Set problem
Look through the material below for "this". Copy every line that contains it.

Material
========
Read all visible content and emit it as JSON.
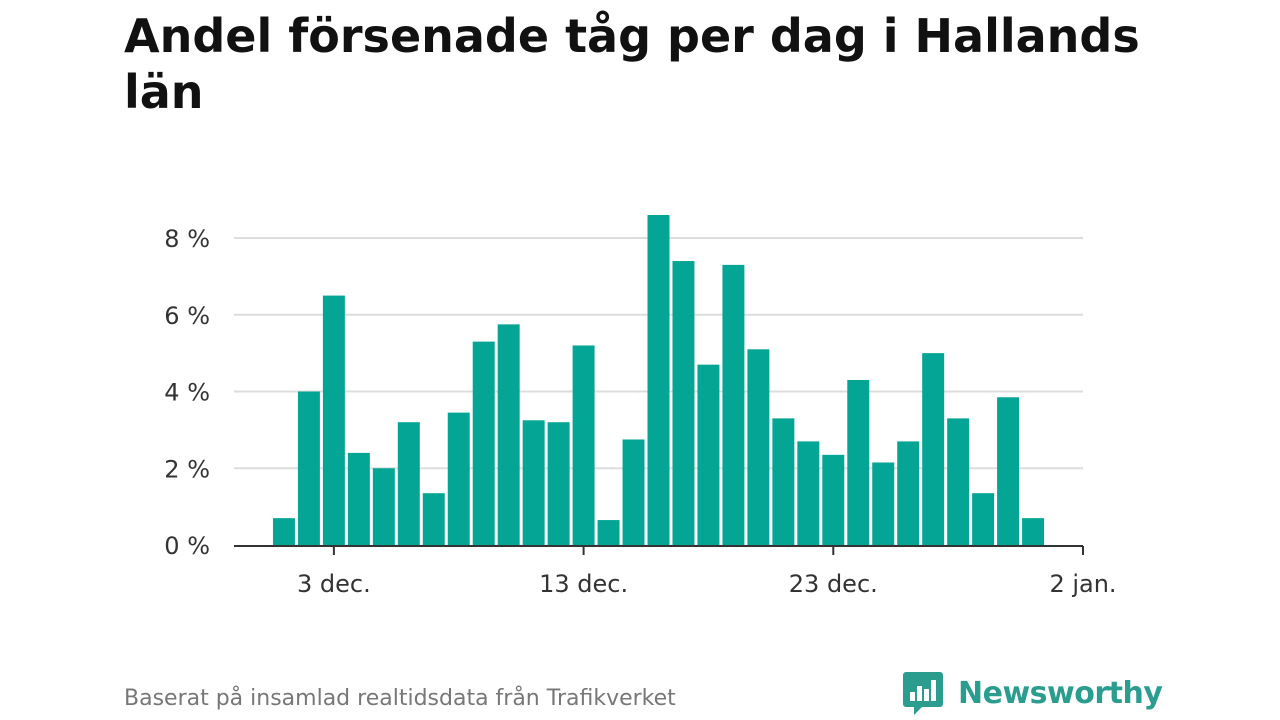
{
  "colors": {
    "bar": "#04a595",
    "grid": "#dddddd",
    "axis": "#333333",
    "logo": "#2a9d8f"
  },
  "footer": {
    "source": "Baserat på insamlad realtidsdata från Trafikverket",
    "brand": "Newsworthy",
    "brand_icon": "bar-chart-speech-bubble-icon"
  },
  "chart_data": {
    "type": "bar",
    "title": "Andel försenade tåg per dag i Hallands län",
    "xlabel": "",
    "ylabel": "",
    "ylim": [
      0,
      8.6
    ],
    "y_ticks": [
      {
        "value": 0,
        "label": "0 %"
      },
      {
        "value": 2,
        "label": "2 %"
      },
      {
        "value": 4,
        "label": "4 %"
      },
      {
        "value": 6,
        "label": "6 %"
      },
      {
        "value": 8,
        "label": "8 %"
      }
    ],
    "x_ticks": [
      {
        "date": "2023-12-03",
        "label": "3 dec."
      },
      {
        "date": "2023-12-13",
        "label": "13 dec."
      },
      {
        "date": "2023-12-23",
        "label": "23 dec."
      },
      {
        "date": "2024-01-02",
        "label": "2 jan."
      }
    ],
    "x_range": [
      "2023-11-29",
      "2024-01-02"
    ],
    "grid": true,
    "legend": "none",
    "units": "%",
    "x": [
      "2023-12-01",
      "2023-12-02",
      "2023-12-03",
      "2023-12-04",
      "2023-12-05",
      "2023-12-06",
      "2023-12-07",
      "2023-12-08",
      "2023-12-09",
      "2023-12-10",
      "2023-12-11",
      "2023-12-12",
      "2023-12-13",
      "2023-12-14",
      "2023-12-15",
      "2023-12-16",
      "2023-12-17",
      "2023-12-18",
      "2023-12-19",
      "2023-12-20",
      "2023-12-21",
      "2023-12-22",
      "2023-12-23",
      "2023-12-24",
      "2023-12-25",
      "2023-12-26",
      "2023-12-27",
      "2023-12-28",
      "2023-12-29",
      "2023-12-30",
      "2023-12-31"
    ],
    "values": [
      0.7,
      4.0,
      6.5,
      2.4,
      2.0,
      3.2,
      1.35,
      3.45,
      5.3,
      5.75,
      3.25,
      3.2,
      5.2,
      0.65,
      2.75,
      8.6,
      7.4,
      4.7,
      7.3,
      5.1,
      3.3,
      2.7,
      2.35,
      4.3,
      2.15,
      2.7,
      5.0,
      3.3,
      1.35,
      3.85,
      0.7
    ]
  }
}
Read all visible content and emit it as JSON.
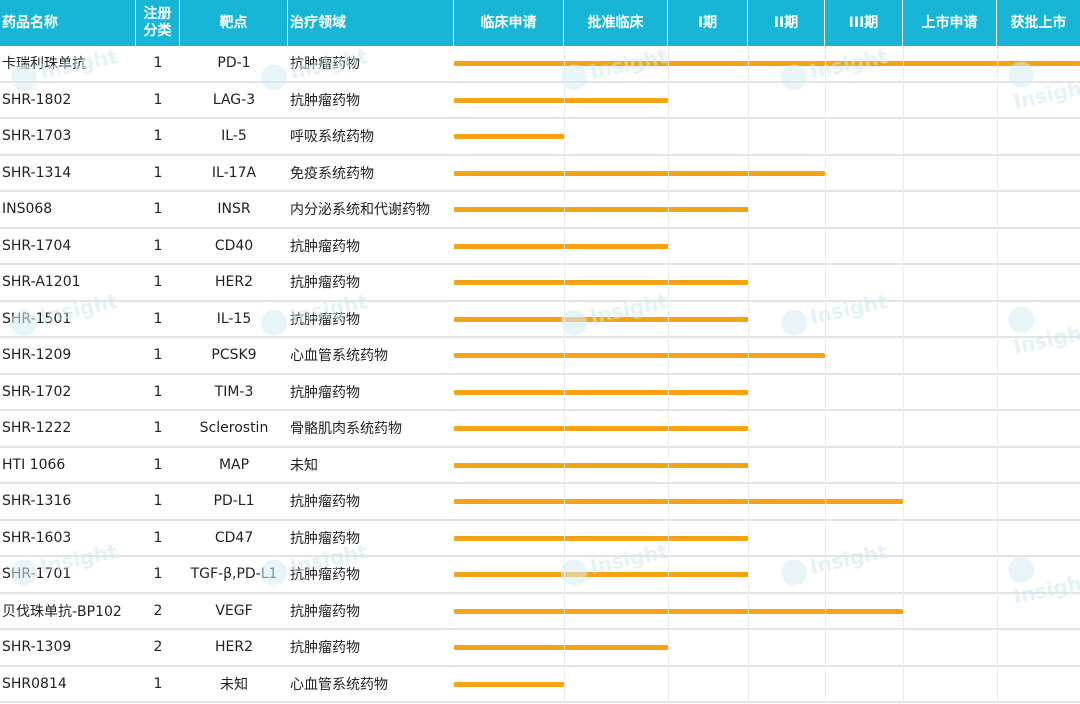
{
  "header": {
    "drug_name": "药品名称",
    "reg_class": "注册分类",
    "target": "靶点",
    "therapy_area": "治疗领域",
    "phases": [
      "临床申请",
      "批准临床",
      "I期",
      "II期",
      "III期",
      "上市申请",
      "获批上市"
    ]
  },
  "watermark": "Insight",
  "colors": {
    "header_bg": "#17b6d6",
    "bar": "#f5a214",
    "row_border": "#e3e3e3"
  },
  "chart_data": {
    "type": "table",
    "columns": [
      "药品名称",
      "注册分类",
      "靶点",
      "治疗领域"
    ],
    "phase_axis": [
      "临床申请",
      "批准临床",
      "I期",
      "II期",
      "III期",
      "上市申请",
      "获批上市"
    ],
    "rows": [
      {
        "name": "卡瑞利珠单抗",
        "class": "1",
        "target": "PD-1",
        "area": "抗肿瘤药物",
        "progress": 7.0
      },
      {
        "name": "SHR-1802",
        "class": "1",
        "target": "LAG-3",
        "area": "抗肿瘤药物",
        "progress": 2.0
      },
      {
        "name": "SHR-1703",
        "class": "1",
        "target": "IL-5",
        "area": "呼吸系统药物",
        "progress": 1.0
      },
      {
        "name": "SHR-1314",
        "class": "1",
        "target": "IL-17A",
        "area": "免疫系统药物",
        "progress": 4.0
      },
      {
        "name": "INS068",
        "class": "1",
        "target": "INSR",
        "area": "内分泌系统和代谢药物",
        "progress": 3.0
      },
      {
        "name": "SHR-1704",
        "class": "1",
        "target": "CD40",
        "area": "抗肿瘤药物",
        "progress": 2.0
      },
      {
        "name": "SHR-A1201",
        "class": "1",
        "target": "HER2",
        "area": "抗肿瘤药物",
        "progress": 3.0
      },
      {
        "name": "SHR-1501",
        "class": "1",
        "target": "IL-15",
        "area": "抗肿瘤药物",
        "progress": 3.0
      },
      {
        "name": "SHR-1209",
        "class": "1",
        "target": "PCSK9",
        "area": "心血管系统药物",
        "progress": 4.0
      },
      {
        "name": "SHR-1702",
        "class": "1",
        "target": "TIM-3",
        "area": "抗肿瘤药物",
        "progress": 3.0
      },
      {
        "name": "SHR-1222",
        "class": "1",
        "target": "Sclerostin",
        "area": "骨骼肌肉系统药物",
        "progress": 3.0
      },
      {
        "name": "HTI 1066",
        "class": "1",
        "target": "MAP",
        "area": "未知",
        "progress": 3.0
      },
      {
        "name": "SHR-1316",
        "class": "1",
        "target": "PD-L1",
        "area": "抗肿瘤药物",
        "progress": 5.0
      },
      {
        "name": "SHR-1603",
        "class": "1",
        "target": "CD47",
        "area": "抗肿瘤药物",
        "progress": 3.0
      },
      {
        "name": "SHR-1701",
        "class": "1",
        "target": "TGF-β,PD-L1",
        "area": "抗肿瘤药物",
        "progress": 3.0
      },
      {
        "name": "贝伐珠单抗-BP102",
        "class": "2",
        "target": "VEGF",
        "area": "抗肿瘤药物",
        "progress": 5.0
      },
      {
        "name": "SHR-1309",
        "class": "2",
        "target": "HER2",
        "area": "抗肿瘤药物",
        "progress": 2.0
      },
      {
        "name": "SHR0814",
        "class": "1",
        "target": "未知",
        "area": "心血管系统药物",
        "progress": 1.0
      }
    ]
  }
}
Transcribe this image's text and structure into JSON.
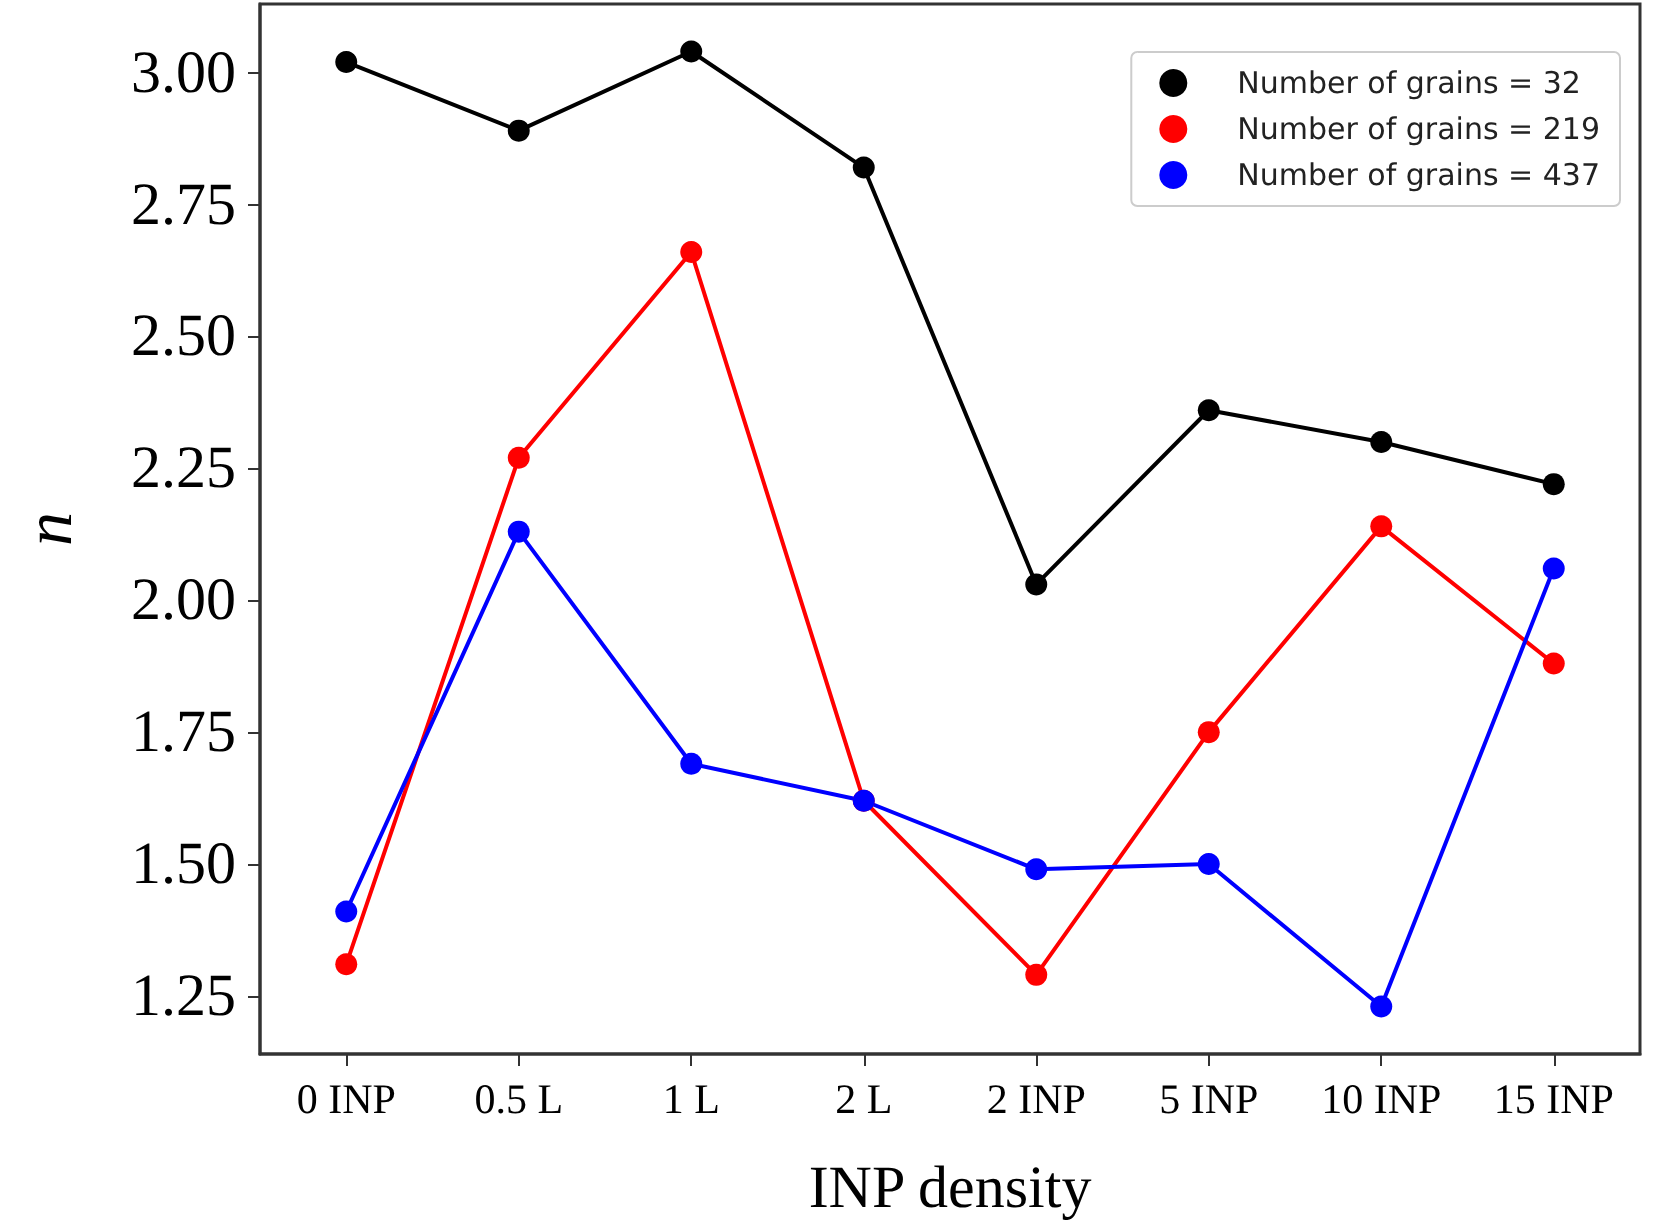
{
  "chart_data": {
    "type": "line",
    "xlabel": "INP density",
    "ylabel": "n",
    "categories": [
      "0 INP",
      "0.5 L",
      "1 L",
      "2 L",
      "2 INP",
      "5 INP",
      "10 INP",
      "15 INP"
    ],
    "series": [
      {
        "name": "Number of grains = 32",
        "color": "#000000",
        "values": [
          3.02,
          2.89,
          3.04,
          2.82,
          2.03,
          2.36,
          2.3,
          2.22
        ]
      },
      {
        "name": "Number of grains = 219",
        "color": "#ff0000",
        "values": [
          1.31,
          2.27,
          2.66,
          1.62,
          1.29,
          1.75,
          2.14,
          1.88
        ]
      },
      {
        "name": "Number of grains = 437",
        "color": "#0000ff",
        "values": [
          1.41,
          2.13,
          1.69,
          1.62,
          1.49,
          1.5,
          1.23,
          2.06
        ]
      }
    ],
    "ylim": [
      1.14,
      3.13
    ],
    "yticks": [
      1.25,
      {
        "value": 1.5,
        "label": "1.50"
      },
      1.75,
      {
        "value": 2,
        "label": "2.00"
      },
      2.25,
      {
        "value": 2.5,
        "label": "2.50"
      },
      2.75,
      {
        "value": 3,
        "label": "3.00"
      }
    ],
    "grid": false,
    "legend": "top right",
    "marker": "circle",
    "line_style": "solid"
  }
}
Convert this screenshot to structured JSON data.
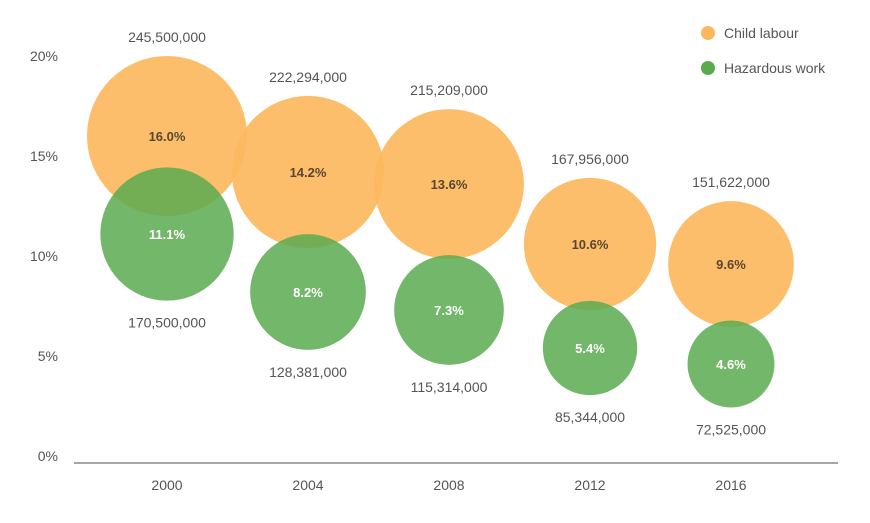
========
Finished answer
Transcribe this image's text and structure into JSON.
Convert this screenshot to structured JSON data.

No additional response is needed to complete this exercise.